RECORDS FOR THE TASK >>
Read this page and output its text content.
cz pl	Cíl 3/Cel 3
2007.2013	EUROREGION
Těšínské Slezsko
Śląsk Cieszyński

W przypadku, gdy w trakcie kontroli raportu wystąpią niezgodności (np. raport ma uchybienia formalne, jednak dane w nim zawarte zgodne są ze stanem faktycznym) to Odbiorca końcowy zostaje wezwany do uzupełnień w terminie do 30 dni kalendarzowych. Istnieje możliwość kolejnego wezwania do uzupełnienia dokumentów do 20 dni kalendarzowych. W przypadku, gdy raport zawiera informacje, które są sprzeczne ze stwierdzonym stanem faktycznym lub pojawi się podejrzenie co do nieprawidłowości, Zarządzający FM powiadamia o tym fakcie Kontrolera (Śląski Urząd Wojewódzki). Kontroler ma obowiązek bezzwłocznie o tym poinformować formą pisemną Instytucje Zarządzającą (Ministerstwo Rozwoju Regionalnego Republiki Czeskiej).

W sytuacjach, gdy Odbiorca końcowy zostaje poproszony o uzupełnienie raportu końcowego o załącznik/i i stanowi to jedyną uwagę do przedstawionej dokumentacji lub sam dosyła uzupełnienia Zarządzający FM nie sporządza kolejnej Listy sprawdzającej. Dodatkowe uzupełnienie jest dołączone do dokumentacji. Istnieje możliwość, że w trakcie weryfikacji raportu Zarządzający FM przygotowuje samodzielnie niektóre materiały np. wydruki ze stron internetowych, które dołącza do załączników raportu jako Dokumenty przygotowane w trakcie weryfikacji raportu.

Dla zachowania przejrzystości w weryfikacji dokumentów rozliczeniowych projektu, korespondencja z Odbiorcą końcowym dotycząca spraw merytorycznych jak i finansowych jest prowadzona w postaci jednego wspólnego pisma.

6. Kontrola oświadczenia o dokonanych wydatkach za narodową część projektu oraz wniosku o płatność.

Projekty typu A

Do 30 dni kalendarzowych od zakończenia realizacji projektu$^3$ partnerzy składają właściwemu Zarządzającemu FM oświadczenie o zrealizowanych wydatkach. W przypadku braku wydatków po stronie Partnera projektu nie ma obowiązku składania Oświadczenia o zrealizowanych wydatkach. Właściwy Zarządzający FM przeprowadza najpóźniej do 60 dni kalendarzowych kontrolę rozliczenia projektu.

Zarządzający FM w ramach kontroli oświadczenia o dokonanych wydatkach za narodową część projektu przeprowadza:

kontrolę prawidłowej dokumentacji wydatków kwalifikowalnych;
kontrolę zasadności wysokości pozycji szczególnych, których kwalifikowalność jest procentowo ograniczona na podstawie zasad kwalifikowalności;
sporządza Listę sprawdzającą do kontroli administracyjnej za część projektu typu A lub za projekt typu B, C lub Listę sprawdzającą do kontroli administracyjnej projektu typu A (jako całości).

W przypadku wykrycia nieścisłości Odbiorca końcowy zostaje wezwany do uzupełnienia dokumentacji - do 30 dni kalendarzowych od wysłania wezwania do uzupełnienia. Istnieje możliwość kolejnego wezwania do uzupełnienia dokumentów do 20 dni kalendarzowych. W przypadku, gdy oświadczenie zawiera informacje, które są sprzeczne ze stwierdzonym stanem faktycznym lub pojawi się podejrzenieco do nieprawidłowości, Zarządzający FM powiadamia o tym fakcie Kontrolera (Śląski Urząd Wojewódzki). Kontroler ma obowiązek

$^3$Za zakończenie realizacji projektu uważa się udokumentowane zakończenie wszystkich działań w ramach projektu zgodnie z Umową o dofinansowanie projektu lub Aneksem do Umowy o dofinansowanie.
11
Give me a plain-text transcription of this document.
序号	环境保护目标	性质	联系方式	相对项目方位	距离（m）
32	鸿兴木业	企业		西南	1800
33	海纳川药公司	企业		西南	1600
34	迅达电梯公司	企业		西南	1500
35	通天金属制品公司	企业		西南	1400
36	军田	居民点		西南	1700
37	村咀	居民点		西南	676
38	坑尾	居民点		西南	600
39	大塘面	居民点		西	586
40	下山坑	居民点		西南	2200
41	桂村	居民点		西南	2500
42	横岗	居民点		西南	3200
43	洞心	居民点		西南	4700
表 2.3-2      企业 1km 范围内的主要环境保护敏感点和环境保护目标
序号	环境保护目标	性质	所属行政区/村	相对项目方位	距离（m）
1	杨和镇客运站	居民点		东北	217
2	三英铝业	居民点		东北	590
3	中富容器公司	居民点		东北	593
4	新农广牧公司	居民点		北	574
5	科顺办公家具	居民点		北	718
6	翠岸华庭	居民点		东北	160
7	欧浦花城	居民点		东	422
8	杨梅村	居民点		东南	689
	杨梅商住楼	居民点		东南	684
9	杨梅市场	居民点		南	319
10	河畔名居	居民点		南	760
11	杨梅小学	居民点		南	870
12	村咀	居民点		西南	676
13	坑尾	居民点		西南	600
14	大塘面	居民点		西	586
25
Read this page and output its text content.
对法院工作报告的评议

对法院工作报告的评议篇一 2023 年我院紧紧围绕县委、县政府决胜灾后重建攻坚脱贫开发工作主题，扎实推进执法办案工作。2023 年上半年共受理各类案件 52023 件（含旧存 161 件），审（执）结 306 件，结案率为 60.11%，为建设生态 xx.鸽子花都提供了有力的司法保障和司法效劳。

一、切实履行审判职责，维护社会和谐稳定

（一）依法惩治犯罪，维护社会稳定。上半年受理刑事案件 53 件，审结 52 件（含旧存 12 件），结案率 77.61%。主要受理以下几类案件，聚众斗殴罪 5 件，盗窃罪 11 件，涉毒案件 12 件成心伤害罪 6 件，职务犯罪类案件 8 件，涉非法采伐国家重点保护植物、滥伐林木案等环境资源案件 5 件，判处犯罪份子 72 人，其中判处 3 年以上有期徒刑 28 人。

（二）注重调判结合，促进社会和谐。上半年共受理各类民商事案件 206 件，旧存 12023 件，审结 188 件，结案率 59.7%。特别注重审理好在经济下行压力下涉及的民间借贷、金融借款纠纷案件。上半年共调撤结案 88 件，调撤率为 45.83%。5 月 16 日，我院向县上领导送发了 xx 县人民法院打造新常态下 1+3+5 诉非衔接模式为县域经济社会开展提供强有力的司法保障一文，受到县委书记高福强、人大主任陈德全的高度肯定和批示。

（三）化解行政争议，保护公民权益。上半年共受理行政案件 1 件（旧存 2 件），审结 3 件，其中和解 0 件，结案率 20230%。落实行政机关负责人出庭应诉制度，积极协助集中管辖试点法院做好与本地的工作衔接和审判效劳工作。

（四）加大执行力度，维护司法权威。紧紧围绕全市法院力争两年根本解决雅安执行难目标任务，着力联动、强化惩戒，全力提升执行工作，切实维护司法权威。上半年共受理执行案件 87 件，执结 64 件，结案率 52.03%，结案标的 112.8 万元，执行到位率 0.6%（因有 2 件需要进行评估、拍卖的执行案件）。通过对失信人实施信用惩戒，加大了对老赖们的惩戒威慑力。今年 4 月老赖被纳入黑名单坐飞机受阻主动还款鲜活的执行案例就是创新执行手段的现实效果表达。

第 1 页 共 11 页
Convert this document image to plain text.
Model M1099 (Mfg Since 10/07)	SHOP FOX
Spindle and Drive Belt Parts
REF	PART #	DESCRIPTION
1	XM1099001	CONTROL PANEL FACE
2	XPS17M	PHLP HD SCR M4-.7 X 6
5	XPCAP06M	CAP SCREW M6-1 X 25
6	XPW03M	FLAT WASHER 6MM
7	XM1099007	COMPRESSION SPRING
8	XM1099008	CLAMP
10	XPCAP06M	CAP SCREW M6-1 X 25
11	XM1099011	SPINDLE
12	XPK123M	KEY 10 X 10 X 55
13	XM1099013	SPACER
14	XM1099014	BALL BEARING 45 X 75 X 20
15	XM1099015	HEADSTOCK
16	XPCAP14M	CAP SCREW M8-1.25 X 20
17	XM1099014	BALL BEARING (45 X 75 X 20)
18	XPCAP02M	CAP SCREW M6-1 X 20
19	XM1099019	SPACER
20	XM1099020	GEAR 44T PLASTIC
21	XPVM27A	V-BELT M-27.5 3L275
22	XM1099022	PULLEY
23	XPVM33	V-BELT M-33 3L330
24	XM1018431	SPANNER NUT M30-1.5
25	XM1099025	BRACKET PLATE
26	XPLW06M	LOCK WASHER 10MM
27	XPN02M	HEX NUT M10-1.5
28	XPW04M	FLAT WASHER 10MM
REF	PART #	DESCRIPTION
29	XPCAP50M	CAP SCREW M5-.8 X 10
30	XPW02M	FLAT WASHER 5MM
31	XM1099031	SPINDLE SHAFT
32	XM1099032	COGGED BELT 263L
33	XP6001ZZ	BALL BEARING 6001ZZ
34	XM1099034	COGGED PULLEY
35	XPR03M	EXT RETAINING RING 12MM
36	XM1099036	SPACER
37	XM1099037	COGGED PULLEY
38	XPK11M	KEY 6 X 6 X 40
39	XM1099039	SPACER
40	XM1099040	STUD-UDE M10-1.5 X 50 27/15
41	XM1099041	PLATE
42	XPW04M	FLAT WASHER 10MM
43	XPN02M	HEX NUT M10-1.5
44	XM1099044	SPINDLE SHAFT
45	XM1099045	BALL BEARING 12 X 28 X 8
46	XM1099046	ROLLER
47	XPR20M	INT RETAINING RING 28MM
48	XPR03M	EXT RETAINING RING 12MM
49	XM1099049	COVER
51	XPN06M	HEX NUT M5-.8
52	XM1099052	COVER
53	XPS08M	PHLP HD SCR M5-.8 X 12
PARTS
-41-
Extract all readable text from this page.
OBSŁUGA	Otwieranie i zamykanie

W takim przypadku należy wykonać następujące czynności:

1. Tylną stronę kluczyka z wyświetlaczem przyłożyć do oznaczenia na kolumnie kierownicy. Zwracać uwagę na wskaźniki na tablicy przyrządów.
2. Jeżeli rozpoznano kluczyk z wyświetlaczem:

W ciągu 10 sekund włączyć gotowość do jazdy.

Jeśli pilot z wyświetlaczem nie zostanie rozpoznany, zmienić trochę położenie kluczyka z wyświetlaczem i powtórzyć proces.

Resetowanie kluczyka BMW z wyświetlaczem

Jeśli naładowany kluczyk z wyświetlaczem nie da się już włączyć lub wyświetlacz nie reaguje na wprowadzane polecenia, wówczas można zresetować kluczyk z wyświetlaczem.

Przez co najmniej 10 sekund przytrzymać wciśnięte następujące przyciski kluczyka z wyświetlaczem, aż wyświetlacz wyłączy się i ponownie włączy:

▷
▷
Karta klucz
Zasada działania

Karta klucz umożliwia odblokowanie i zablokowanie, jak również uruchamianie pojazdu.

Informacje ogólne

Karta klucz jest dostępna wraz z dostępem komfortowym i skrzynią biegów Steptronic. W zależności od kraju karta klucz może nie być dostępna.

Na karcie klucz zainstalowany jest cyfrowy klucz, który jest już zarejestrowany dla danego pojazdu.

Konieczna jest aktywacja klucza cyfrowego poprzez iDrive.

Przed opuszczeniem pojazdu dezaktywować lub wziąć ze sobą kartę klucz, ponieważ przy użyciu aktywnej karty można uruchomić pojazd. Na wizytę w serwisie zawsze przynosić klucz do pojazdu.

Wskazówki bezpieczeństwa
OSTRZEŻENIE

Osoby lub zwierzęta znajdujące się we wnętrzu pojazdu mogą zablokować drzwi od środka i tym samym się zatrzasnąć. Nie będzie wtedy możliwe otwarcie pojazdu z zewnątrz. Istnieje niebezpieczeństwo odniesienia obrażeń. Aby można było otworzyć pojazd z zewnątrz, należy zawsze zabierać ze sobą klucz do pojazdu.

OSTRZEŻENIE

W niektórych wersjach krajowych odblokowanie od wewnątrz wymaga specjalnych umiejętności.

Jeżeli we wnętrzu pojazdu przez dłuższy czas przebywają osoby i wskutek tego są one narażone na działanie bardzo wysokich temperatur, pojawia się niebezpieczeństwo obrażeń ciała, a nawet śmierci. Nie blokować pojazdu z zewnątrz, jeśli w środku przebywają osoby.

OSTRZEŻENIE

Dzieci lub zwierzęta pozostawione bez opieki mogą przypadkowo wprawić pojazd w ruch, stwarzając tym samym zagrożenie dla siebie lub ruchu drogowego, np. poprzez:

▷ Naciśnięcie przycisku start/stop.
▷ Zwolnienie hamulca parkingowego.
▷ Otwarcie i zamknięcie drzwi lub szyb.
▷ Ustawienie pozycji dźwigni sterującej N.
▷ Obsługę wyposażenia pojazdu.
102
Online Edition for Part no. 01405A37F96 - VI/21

WHAT IS REQUIRED >> List the lines of the entries that include "wezwania".

RESULT OF THIS TASK >>
W przypadku, gdy w trakcie kontroli raportu wystąpią niezgodności (np. raport ma uchybienia formalne, jednak dane w nim zawarte zgodne są ze stanem faktycznym) to Odbiorca końcowy zostaje wezwany do uzupełnień w terminie do 30 dni kalendarzowych. Istnieje możliwość kolejnego wezwania do uzupełnienia dokumentów do 20 dni kalendarzowych. W przypadku, gdy raport zawiera informacje, które są sprzeczne ze stwierdzonym stanem faktycznym lub pojawi się podejrzenie co do nieprawidłowości, Zarządzający FM powiadamia o tym fakcie Kontrolera (Śląski Urząd Wojewódzki). Kontroler ma obowiązek bezzwłocznie o tym poinformować formą pisemną Instytucje Zarządzającą (Ministerstwo Rozwoju Regionalnego Republiki Czeskiej).
W przypadku wykrycia nieścisłości Odbiorca końcowy zostaje wezwany do uzupełnienia dokumentacji - do 30 dni kalendarzowych od wysłania wezwania do uzupełnienia. Istnieje możliwość kolejnego wezwania do uzupełnienia dokumentów do 20 dni kalendarzowych. W przypadku, gdy oświadczenie zawiera informacje, które są sprzeczne ze stwierdzonym stanem faktycznym lub pojawi się podejrzenieco do nieprawidłowości, Zarządzający FM powiadamia o tym fakcie Kontrolera (Śląski Urząd Wojewódzki). Kontroler ma obowiązek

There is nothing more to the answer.